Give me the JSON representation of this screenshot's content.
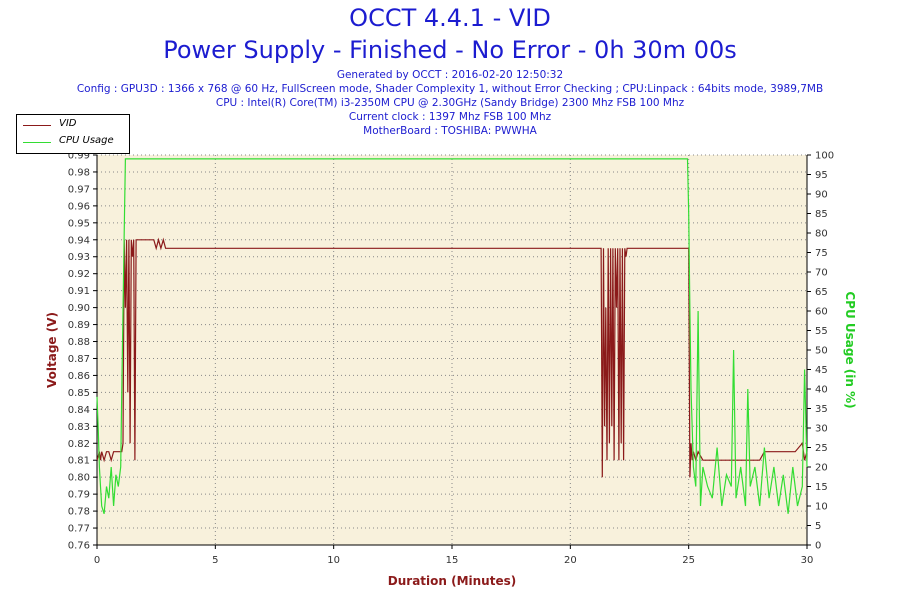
{
  "header": {
    "title": "OCCT 4.4.1 - VID",
    "subtitle": "Power Supply - Finished - No Error - 0h 30m 00s",
    "info_lines": [
      "Generated by OCCT : 2016-02-20 12:50:32",
      "Config : GPU3D : 1366 x 768 @ 60 Hz, FullScreen mode, Shader Complexity 1, without Error Checking ; CPU:Linpack : 64bits mode, 3989,7MB",
      "CPU : Intel(R) Core(TM) i3-2350M CPU @ 2.30GHz (Sandy Bridge) 2300 Mhz FSB 100 Mhz",
      "Current clock : 1397 Mhz FSB 100 Mhz",
      "MotherBoard : TOSHIBA: PWWHA"
    ]
  },
  "legend": {
    "items": [
      {
        "label": "VID",
        "color": "#8b1a1a"
      },
      {
        "label": "CPU Usage",
        "color": "#33dd33"
      }
    ]
  },
  "colors": {
    "plot_background": "#f8f1dc",
    "grid": "#888888",
    "vid": "#8b1a1a",
    "cpu": "#33dd33",
    "axis_label_left": "#8b1a1a",
    "axis_label_right": "#22cc22",
    "axis_label_bottom": "#8b1a1a"
  },
  "chart_data": {
    "type": "line",
    "xlabel": "Duration (Minutes)",
    "ylabel_left": "Voltage (V)",
    "ylabel_right": "CPU Usage (in %)",
    "xlim": [
      0,
      30
    ],
    "ylim_left": [
      0.76,
      0.99
    ],
    "ylim_right": [
      0,
      100
    ],
    "x_ticks": [
      0,
      5,
      10,
      15,
      20,
      25,
      30
    ],
    "y_left_ticks": [
      "0.76",
      "0.77",
      "0.78",
      "0.79",
      "0.80",
      "0.81",
      "0.82",
      "0.83",
      "0.84",
      "0.85",
      "0.86",
      "0.87",
      "0.88",
      "0.89",
      "0.90",
      "0.91",
      "0.92",
      "0.93",
      "0.94",
      "0.95",
      "0.96",
      "0.97",
      "0.98",
      "0.99"
    ],
    "y_right_ticks": [
      0,
      5,
      10,
      15,
      20,
      25,
      30,
      35,
      40,
      45,
      50,
      55,
      60,
      65,
      70,
      75,
      80,
      85,
      90,
      95,
      100
    ],
    "grid": true,
    "legend_position": "top-left",
    "series": [
      {
        "name": "VID",
        "axis": "left",
        "x": [
          0,
          0.1,
          0.15,
          0.2,
          0.3,
          0.4,
          0.5,
          0.6,
          0.7,
          0.8,
          0.9,
          1.0,
          1.05,
          1.1,
          1.15,
          1.2,
          1.25,
          1.3,
          1.35,
          1.4,
          1.45,
          1.5,
          1.55,
          1.6,
          1.65,
          1.7,
          1.75,
          1.8,
          2.0,
          2.2,
          2.4,
          2.5,
          2.6,
          2.7,
          2.8,
          2.9,
          3.0,
          3.5,
          3.6,
          3.7,
          4.0,
          10,
          15,
          20,
          21.2,
          21.3,
          21.35,
          21.4,
          21.45,
          21.5,
          21.55,
          21.6,
          21.65,
          21.7,
          21.75,
          21.8,
          21.85,
          21.9,
          21.95,
          22.0,
          22.05,
          22.1,
          22.15,
          22.2,
          22.25,
          22.3,
          22.35,
          22.4,
          22.5,
          23,
          24,
          24.9,
          25.0,
          25.05,
          25.1,
          25.15,
          25.2,
          25.3,
          25.4,
          25.6,
          26,
          26.5,
          27,
          27.5,
          28,
          28.2,
          28.5,
          29,
          29.5,
          29.8,
          29.9,
          30
        ],
        "y": [
          0.81,
          0.815,
          0.81,
          0.815,
          0.81,
          0.815,
          0.815,
          0.81,
          0.815,
          0.815,
          0.815,
          0.815,
          0.815,
          0.82,
          0.94,
          0.9,
          0.94,
          0.85,
          0.94,
          0.82,
          0.94,
          0.93,
          0.94,
          0.81,
          0.94,
          0.94,
          0.94,
          0.94,
          0.94,
          0.94,
          0.94,
          0.935,
          0.94,
          0.935,
          0.94,
          0.935,
          0.935,
          0.935,
          0.935,
          0.935,
          0.935,
          0.935,
          0.935,
          0.935,
          0.935,
          0.935,
          0.8,
          0.935,
          0.83,
          0.9,
          0.81,
          0.935,
          0.82,
          0.935,
          0.83,
          0.935,
          0.81,
          0.935,
          0.9,
          0.935,
          0.81,
          0.935,
          0.82,
          0.935,
          0.81,
          0.935,
          0.93,
          0.935,
          0.935,
          0.935,
          0.935,
          0.935,
          0.935,
          0.8,
          0.82,
          0.81,
          0.815,
          0.81,
          0.815,
          0.81,
          0.81,
          0.81,
          0.81,
          0.81,
          0.81,
          0.815,
          0.815,
          0.815,
          0.815,
          0.82,
          0.81,
          0.815
        ]
      },
      {
        "name": "CPU Usage",
        "axis": "right",
        "x": [
          0,
          0.05,
          0.1,
          0.15,
          0.2,
          0.3,
          0.4,
          0.5,
          0.6,
          0.7,
          0.8,
          0.9,
          1.0,
          1.05,
          1.1,
          1.15,
          1.2,
          1.3,
          2,
          5,
          10,
          15,
          20,
          24,
          24.9,
          24.95,
          25.0,
          25.05,
          25.1,
          25.15,
          25.2,
          25.3,
          25.4,
          25.5,
          25.6,
          25.8,
          26.0,
          26.2,
          26.4,
          26.6,
          26.8,
          26.9,
          27.0,
          27.2,
          27.4,
          27.5,
          27.6,
          27.8,
          28.0,
          28.2,
          28.4,
          28.6,
          28.8,
          29.0,
          29.2,
          29.4,
          29.6,
          29.8,
          29.9,
          30
        ],
        "y": [
          38,
          30,
          20,
          15,
          10,
          8,
          15,
          12,
          20,
          10,
          18,
          15,
          20,
          40,
          60,
          80,
          99,
          99,
          99,
          99,
          99,
          99,
          99,
          99,
          99,
          99,
          85,
          60,
          40,
          30,
          20,
          15,
          60,
          10,
          20,
          15,
          12,
          25,
          10,
          18,
          15,
          50,
          12,
          20,
          10,
          40,
          15,
          20,
          10,
          25,
          12,
          20,
          10,
          18,
          8,
          20,
          10,
          15,
          45,
          20
        ]
      }
    ]
  }
}
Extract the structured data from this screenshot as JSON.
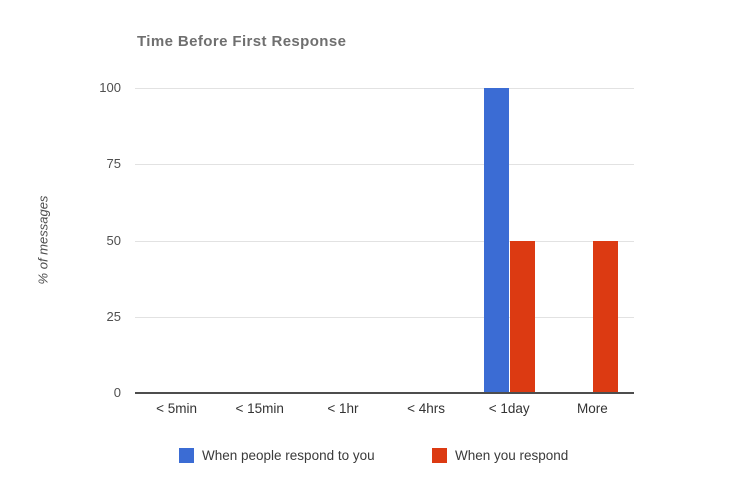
{
  "chart_data": {
    "type": "bar",
    "title": "Time Before First Response",
    "ylabel": "% of messages",
    "xlabel": "",
    "categories": [
      "< 5min",
      "< 15min",
      "< 1hr",
      "< 4hrs",
      "< 1day",
      "More"
    ],
    "series": [
      {
        "name": "When people respond to you",
        "color": "#3b6cd4",
        "values": [
          0,
          0,
          0,
          0,
          100,
          0
        ]
      },
      {
        "name": "When you respond",
        "color": "#dc3a12",
        "values": [
          0,
          0,
          0,
          0,
          50,
          50
        ]
      }
    ],
    "ylim": [
      0,
      100
    ],
    "yticks": [
      0,
      25,
      50,
      75,
      100
    ],
    "grid": true,
    "legend_position": "bottom"
  },
  "style_colors": {
    "background": "#ffffff",
    "title_text": "#6f6f6f",
    "axis_tick_text": "#4f4f4f",
    "category_text": "#333333",
    "legend_text": "#3a3a3a",
    "gridline": "#e2e2e2",
    "baseline": "#4d4d4d"
  }
}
****************************************
Across the records, count the lines holding the string "JSON". Give the number and stop.

FINISHED ANSWER: 2